_EXCERPTED DATA_.

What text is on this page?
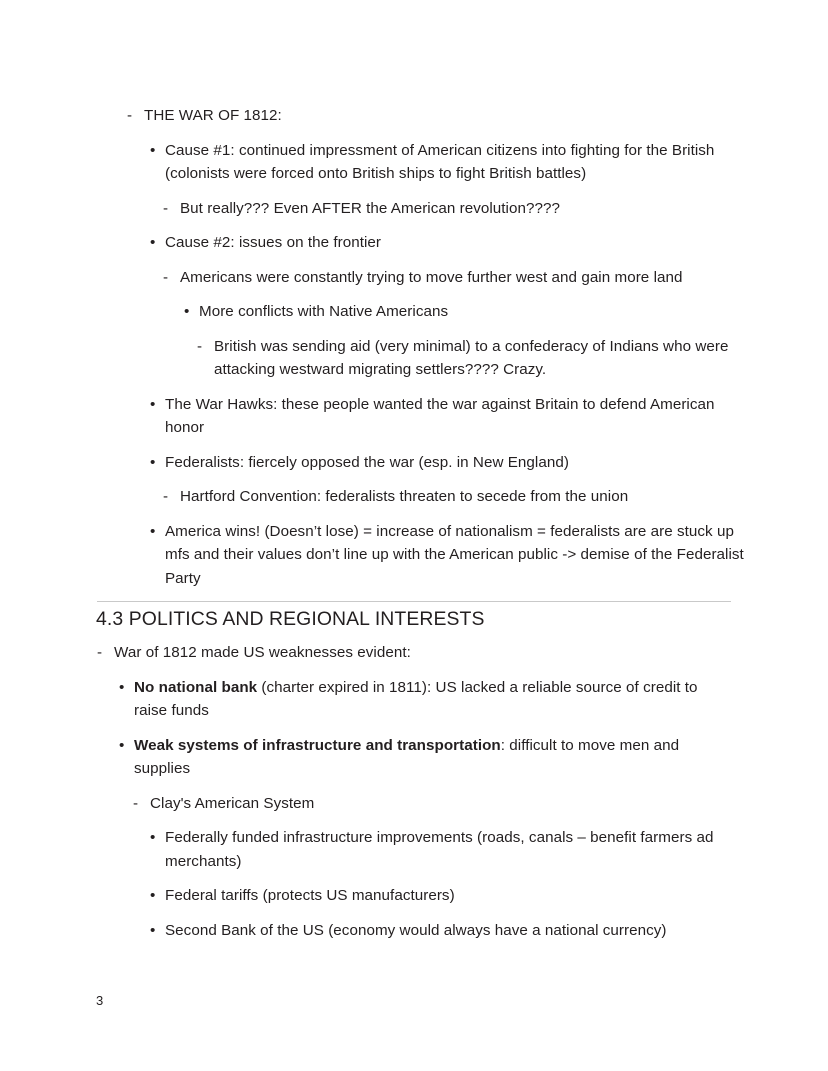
- THE WAR OF 1812:
• Cause #1: continued impressment of American citizens into fighting for the British (colonists were forced onto British ships to fight British battles)
- But really??? Even AFTER the American revolution????
• Cause #2: issues on the frontier
- Americans were constantly trying to move further west and gain more land
• More conflicts with Native Americans
- British was sending aid (very minimal) to a confederacy of Indians who were attacking westward migrating settlers???? Crazy.
• The War Hawks: these people wanted the war against Britain to defend American honor
• Federalists: fiercely opposed the war (esp. in New England)
- Hartford Convention: federalists threaten to secede from the union
• America wins! (Doesn’t lose) = increase of nationalism = federalists are are stuck up mfs and their values don’t line up with the American public -> demise of the Federalist Party
4.3 POLITICS AND REGIONAL INTERESTS
- War of 1812 made US weaknesses evident:
• No national bank (charter expired in 1811): US lacked a reliable source of credit to raise funds
• Weak systems of infrastructure and transportation: difficult to move men and supplies
- Clay's American System
• Federally funded infrastructure improvements (roads, canals – benefit farmers ad merchants)
• Federal tariffs (protects US manufacturers)
• Second Bank of the US (economy would always have a national currency)
3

_GIVEN REQUEST_.
Repeat the material above verbatim. Leave the pictures behind.

_SOLVED EXERCISE_.
What text is on this page?
- THE WAR OF 1812:
• Cause #1: continued impressment of American citizens into fighting for the British (colonists were forced onto British ships to fight British battles)
- But really??? Even AFTER the American revolution????
• Cause #2: issues on the frontier
- Americans were constantly trying to move further west and gain more land
• More conflicts with Native Americans
- British was sending aid (very minimal) to a confederacy of Indians who were attacking westward migrating settlers???? Crazy.
• The War Hawks: these people wanted the war against Britain to defend American honor
• Federalists: fiercely opposed the war (esp. in New England)
- Hartford Convention: federalists threaten to secede from the union
• America wins! (Doesn’t lose) = increase of nationalism = federalists are are stuck up mfs and their values don’t line up with the American public -> demise of the Federalist Party
4.3 POLITICS AND REGIONAL INTERESTS
- War of 1812 made US weaknesses evident:
• No national bank (charter expired in 1811): US lacked a reliable source of credit to raise funds
• Weak systems of infrastructure and transportation: difficult to move men and supplies
- Clay's American System
• Federally funded infrastructure improvements (roads, canals – benefit farmers ad merchants)
• Federal tariffs (protects US manufacturers)
• Second Bank of the US (economy would always have a national currency)
3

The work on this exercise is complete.